* What you are asked to do: Copy all the material that follows, keeping every character the same.

Items listed in a dataset
- - - -
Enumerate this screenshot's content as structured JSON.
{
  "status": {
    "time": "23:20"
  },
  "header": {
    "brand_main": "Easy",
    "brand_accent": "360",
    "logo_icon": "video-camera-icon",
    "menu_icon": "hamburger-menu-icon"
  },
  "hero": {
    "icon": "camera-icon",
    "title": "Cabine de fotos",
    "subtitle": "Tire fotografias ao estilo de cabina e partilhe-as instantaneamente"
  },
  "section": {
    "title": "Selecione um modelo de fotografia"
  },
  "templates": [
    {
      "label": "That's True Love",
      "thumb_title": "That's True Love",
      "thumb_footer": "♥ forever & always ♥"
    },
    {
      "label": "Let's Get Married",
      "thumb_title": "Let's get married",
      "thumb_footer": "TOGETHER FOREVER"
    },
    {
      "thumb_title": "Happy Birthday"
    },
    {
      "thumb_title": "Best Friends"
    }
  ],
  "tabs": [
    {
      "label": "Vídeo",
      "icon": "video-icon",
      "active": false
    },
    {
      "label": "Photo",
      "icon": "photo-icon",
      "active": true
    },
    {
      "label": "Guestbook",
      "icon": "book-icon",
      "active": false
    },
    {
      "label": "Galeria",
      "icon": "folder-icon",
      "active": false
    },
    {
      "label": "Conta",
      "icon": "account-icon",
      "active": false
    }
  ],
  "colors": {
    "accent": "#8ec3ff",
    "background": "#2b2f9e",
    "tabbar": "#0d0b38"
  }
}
- - - -
* Problem solution:
Enumerate this screenshot's content as structured JSON.
{
  "status": {
    "time": "23:20"
  },
  "header": {
    "brand_main": "Easy",
    "brand_accent": "360",
    "logo_icon": "video-camera-icon",
    "menu_icon": "hamburger-menu-icon"
  },
  "hero": {
    "icon": "camera-icon",
    "title": "Cabine de fotos",
    "subtitle": "Tire fotografias ao estilo de cabina e partilhe-as instantaneamente"
  },
  "section": {
    "title": "Selecione um modelo de fotografia"
  },
  "templates": [
    {
      "label": "That's True Love",
      "thumb_title": "That's True Love",
      "thumb_footer": "♥ forever & always ♥"
    },
    {
      "label": "Let's Get Married",
      "thumb_title": "Let's get married",
      "thumb_footer": "TOGETHER FOREVER"
    },
    {
      "thumb_title": "Happy Birthday"
    },
    {
      "thumb_title": "Best Friends"
    }
  ],
  "tabs": [
    {
      "label": "Vídeo",
      "icon": "video-icon",
      "active": false
    },
    {
      "label": "Photo",
      "icon": "photo-icon",
      "active": true
    },
    {
      "label": "Guestbook",
      "icon": "book-icon",
      "active": false
    },
    {
      "label": "Galeria",
      "icon": "folder-icon",
      "active": false
    },
    {
      "label": "Conta",
      "icon": "account-icon",
      "active": false
    }
  ],
  "colors": {
    "accent": "#8ec3ff",
    "background": "#2b2f9e",
    "tabbar": "#0d0b38"
  }
}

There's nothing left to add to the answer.